** BEGIN DATA IN THIS EXERCISE **
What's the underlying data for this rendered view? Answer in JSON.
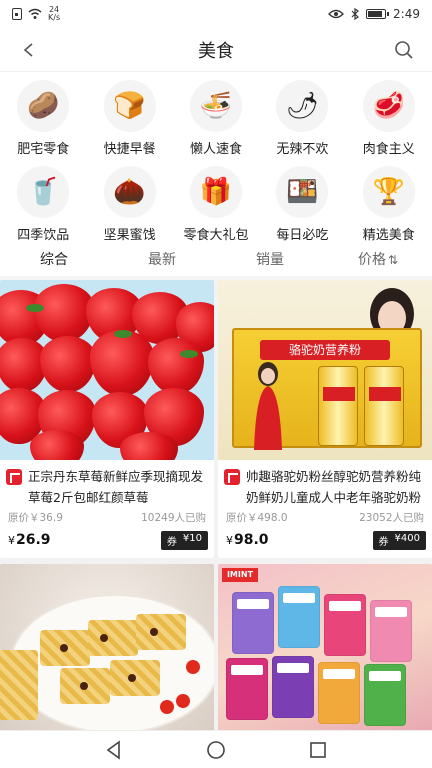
{
  "status_bar": {
    "network_speed_top": "24",
    "network_speed_unit": "K/s",
    "time": "2:49",
    "battery_level": 0.8
  },
  "header": {
    "title": "美食"
  },
  "categories": [
    {
      "label": "肥宅零食",
      "icon": "chips-icon",
      "glyph": "🥔"
    },
    {
      "label": "快捷早餐",
      "icon": "bread-icon",
      "glyph": "🍞"
    },
    {
      "label": "懒人速食",
      "icon": "noodles-icon",
      "glyph": "🍜"
    },
    {
      "label": "无辣不欢",
      "icon": "spicy-food-icon",
      "glyph": "🌶"
    },
    {
      "label": "肉食主义",
      "icon": "meat-icon",
      "glyph": "🥩"
    },
    {
      "label": "四季饮品",
      "icon": "drink-icon",
      "glyph": "🥤"
    },
    {
      "label": "坚果蜜饯",
      "icon": "nuts-icon",
      "glyph": "🌰"
    },
    {
      "label": "零食大礼包",
      "icon": "gift-pack-icon",
      "glyph": "🎁"
    },
    {
      "label": "每日必吃",
      "icon": "daily-food-icon",
      "glyph": "🍱"
    },
    {
      "label": "精选美食",
      "icon": "trophy-icon",
      "glyph": "🏆"
    }
  ],
  "sort_tabs": [
    {
      "label": "综合",
      "active": true
    },
    {
      "label": "最新",
      "active": false
    },
    {
      "label": "销量",
      "active": false
    },
    {
      "label": "价格",
      "active": false,
      "sort_icon": "⇅"
    }
  ],
  "products": [
    {
      "title": "正宗丹东草莓新鲜应季现摘现发草莓2斤包邮红颜草莓",
      "original_price": "原价￥36.9",
      "sold": "10249人已购",
      "currency": "¥",
      "price": "26.9",
      "coupon_label": "券",
      "coupon_value": "¥10"
    },
    {
      "title": "帅趣骆驼奶粉丝醇驼奶营养粉纯奶鲜奶儿童成人中老年骆驼奶粉",
      "original_price": "原价￥498.0",
      "sold": "23052人已购",
      "currency": "¥",
      "price": "98.0",
      "coupon_label": "券",
      "coupon_value": "¥400",
      "image_text": {
        "banner": "骆驼奶营养粉",
        "can_label": "骆驼奶营养粉"
      }
    },
    {
      "title": "",
      "image": "rice-cake-bars"
    },
    {
      "title": "",
      "image": "candy-packs",
      "image_text": {
        "brand": "IMINT"
      }
    }
  ],
  "colors": {
    "brand_red": "#e4222e",
    "coupon_bg": "#222222",
    "text_primary": "#222222",
    "text_secondary": "#999999"
  }
}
** END DATA IN THIS EXERCISE **
§ **PROBLEM TO WORK ON**
Select the lines from the entries that include the word "glyph".

§ **CORRECT RESPONSE**
      "glyph": "🥔"
      "glyph": "🍞"
      "glyph": "🍜"
      "glyph": "🌶"
      "glyph": "🥩"
      "glyph": "🥤"
      "glyph": "🌰"
      "glyph": "🎁"
      "glyph": "🍱"
      "glyph": "🏆"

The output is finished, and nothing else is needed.